■ REQUIRED WORK
The records below are to be quoted in full; please keep every word exact.

Part of a data file
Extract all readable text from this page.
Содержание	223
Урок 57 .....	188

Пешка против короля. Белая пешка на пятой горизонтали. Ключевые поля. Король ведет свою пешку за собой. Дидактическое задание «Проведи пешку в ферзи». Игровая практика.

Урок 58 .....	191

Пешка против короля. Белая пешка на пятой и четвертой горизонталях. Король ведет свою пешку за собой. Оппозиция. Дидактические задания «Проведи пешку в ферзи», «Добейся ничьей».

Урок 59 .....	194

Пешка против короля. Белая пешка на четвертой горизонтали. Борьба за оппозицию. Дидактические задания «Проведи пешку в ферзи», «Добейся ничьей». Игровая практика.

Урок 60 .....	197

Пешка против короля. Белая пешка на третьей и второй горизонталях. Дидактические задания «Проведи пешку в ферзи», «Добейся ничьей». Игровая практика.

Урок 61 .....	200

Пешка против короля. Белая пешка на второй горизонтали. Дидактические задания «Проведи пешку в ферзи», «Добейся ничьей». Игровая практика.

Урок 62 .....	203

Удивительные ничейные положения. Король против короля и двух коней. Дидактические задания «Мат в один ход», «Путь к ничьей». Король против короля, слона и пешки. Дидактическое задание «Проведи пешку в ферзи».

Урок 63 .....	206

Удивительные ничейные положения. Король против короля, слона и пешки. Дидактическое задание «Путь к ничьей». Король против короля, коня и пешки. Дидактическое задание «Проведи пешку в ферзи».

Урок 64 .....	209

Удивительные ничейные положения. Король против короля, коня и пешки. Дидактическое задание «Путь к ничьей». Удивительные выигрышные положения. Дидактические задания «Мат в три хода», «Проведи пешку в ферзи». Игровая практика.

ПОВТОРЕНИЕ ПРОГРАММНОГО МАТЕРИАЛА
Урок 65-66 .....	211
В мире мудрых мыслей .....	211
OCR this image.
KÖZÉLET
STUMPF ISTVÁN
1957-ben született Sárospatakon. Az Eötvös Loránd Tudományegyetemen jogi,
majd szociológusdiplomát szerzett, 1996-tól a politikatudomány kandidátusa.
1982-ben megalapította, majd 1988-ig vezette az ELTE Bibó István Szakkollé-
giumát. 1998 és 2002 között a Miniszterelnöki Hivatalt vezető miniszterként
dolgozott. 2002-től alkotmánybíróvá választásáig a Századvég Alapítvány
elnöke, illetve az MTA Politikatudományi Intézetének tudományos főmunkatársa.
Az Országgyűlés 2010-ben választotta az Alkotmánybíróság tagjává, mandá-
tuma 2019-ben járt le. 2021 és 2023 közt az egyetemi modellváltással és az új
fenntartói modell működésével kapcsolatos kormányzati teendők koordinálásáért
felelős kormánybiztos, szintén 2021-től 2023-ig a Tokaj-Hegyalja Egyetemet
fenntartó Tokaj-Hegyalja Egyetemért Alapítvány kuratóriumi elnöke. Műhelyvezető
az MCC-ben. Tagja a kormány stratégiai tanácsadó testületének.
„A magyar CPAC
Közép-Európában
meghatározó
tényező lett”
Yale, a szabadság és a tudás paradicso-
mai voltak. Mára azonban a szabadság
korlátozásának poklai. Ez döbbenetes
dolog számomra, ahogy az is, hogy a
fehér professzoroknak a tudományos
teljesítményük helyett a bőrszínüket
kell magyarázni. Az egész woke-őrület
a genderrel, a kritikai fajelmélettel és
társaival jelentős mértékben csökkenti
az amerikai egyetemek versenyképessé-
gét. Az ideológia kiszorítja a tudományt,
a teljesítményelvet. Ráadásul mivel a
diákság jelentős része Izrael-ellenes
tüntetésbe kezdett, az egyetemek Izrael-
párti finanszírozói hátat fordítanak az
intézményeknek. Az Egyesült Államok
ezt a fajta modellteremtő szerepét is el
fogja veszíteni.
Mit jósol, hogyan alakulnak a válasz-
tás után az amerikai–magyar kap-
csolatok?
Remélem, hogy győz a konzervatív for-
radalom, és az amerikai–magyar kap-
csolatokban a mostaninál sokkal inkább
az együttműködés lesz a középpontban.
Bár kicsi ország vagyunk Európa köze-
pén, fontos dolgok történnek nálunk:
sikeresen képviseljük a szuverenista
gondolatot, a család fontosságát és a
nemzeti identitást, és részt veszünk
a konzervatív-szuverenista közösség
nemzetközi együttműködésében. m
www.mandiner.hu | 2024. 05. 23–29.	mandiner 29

■ RESULT BELOW
Extract all readable text from this page.
Содержание	223
Урок 57 .....	188

Пешка против короля. Белая пешка на пятой горизонтали. Ключевые поля. Король ведет свою пешку за собой. Дидактическое задание «Проведи пешку в ферзи». Игровая практика.

Урок 58 .....	191

Пешка против короля. Белая пешка на пятой и четвертой горизонталях. Король ведет свою пешку за собой. Оппозиция. Дидактические задания «Проведи пешку в ферзи», «Добейся ничьей».

Урок 59 .....	194

Пешка против короля. Белая пешка на четвертой горизонтали. Борьба за оппозицию. Дидактические задания «Проведи пешку в ферзи», «Добейся ничьей». Игровая практика.

Урок 60 .....	197

Пешка против короля. Белая пешка на третьей и второй горизонталях. Дидактические задания «Проведи пешку в ферзи», «Добейся ничьей». Игровая практика.

Урок 61 .....	200

Пешка против короля. Белая пешка на второй горизонтали. Дидактические задания «Проведи пешку в ферзи», «Добейся ничьей». Игровая практика.

Урок 62 .....	203

Удивительные ничейные положения. Король против короля и двух коней. Дидактические задания «Мат в один ход», «Путь к ничьей». Король против короля, слона и пешки. Дидактическое задание «Проведи пешку в ферзи».

Урок 63 .....	206

Удивительные ничейные положения. Король против короля, слона и пешки. Дидактическое задание «Путь к ничьей». Король против короля, коня и пешки. Дидактическое задание «Проведи пешку в ферзи».

Урок 64 .....	209

Удивительные ничейные положения. Король против короля, коня и пешки. Дидактическое задание «Путь к ничьей». Удивительные выигрышные положения. Дидактические задания «Мат в три хода», «Проведи пешку в ферзи». Игровая практика.

ПОВТОРЕНИЕ ПРОГРАММНОГО МАТЕРИАЛА
Урок 65-66 .....	211
В мире мудрых мыслей .....	211
OCR this image.
KÖZÉLET
STUMPF ISTVÁN
1957-ben született Sárospatakon. Az Eötvös Loránd Tudományegyetemen jogi,
majd szociológusdiplomát szerzett, 1996-tól a politikatudomány kandidátusa.
1982-ben megalapította, majd 1988-ig vezette az ELTE Bibó István Szakkollé-
giumát. 1998 és 2002 között a Miniszterelnöki Hivatalt vezető miniszterként
dolgozott. 2002-től alkotmánybíróvá választásáig a Századvég Alapítvány
elnöke, illetve az MTA Politikatudományi Intézetének tudományos főmunkatársa.
Az Országgyűlés 2010-ben választotta az Alkotmánybíróság tagjává, mandá-
tuma 2019-ben járt le. 2021 és 2023 közt az egyetemi modellváltással és az új
fenntartói modell működésével kapcsolatos kormányzati teendők koordinálásáért
felelős kormánybiztos, szintén 2021-től 2023-ig a Tokaj-Hegyalja Egyetemet
fenntartó Tokaj-Hegyalja Egyetemért Alapítvány kuratóriumi elnöke. Műhelyvezető
az MCC-ben. Tagja a kormány stratégiai tanácsadó testületének.
„A magyar CPAC
Közép-Európában
meghatározó
tényező lett”
Yale, a szabadság és a tudás paradicso-
mai voltak. Mára azonban a szabadság
korlátozásának poklai. Ez döbbenetes
dolog számomra, ahogy az is, hogy a
fehér professzoroknak a tudományos
teljesítményük helyett a bőrszínüket
kell magyarázni. Az egész woke-őrület
a genderrel, a kritikai fajelmélettel és
társaival jelentős mértékben csökkenti
az amerikai egyetemek versenyképessé-
gét. Az ideológia kiszorítja a tudományt,
a teljesítményelvet. Ráadásul mivel a
diákság jelentős része Izrael-ellenes
tüntetésbe kezdett, az egyetemek Izrael-
párti finanszírozói hátat fordítanak az
intézményeknek. Az Egyesült Államok
ezt a fajta modellteremtő szerepét is el
fogja veszíteni.
Mit jósol, hogyan alakulnak a válasz-
tás után az amerikai–magyar kap-
csolatok?
Remélem, hogy győz a konzervatív for-
radalom, és az amerikai–magyar kap-
csolatokban a mostaninál sokkal inkább
az együttműködés lesz a középpontban.
Bár kicsi ország vagyunk Európa köze-
pén, fontos dolgok történnek nálunk:
sikeresen képviseljük a szuverenista
gondolatot, a család fontosságát és a
nemzeti identitást, és részt veszünk
a konzervatív-szuverenista közösség
nemzetközi együttműködésében. m
www.mandiner.hu | 2024. 05. 23–29.	mandiner 29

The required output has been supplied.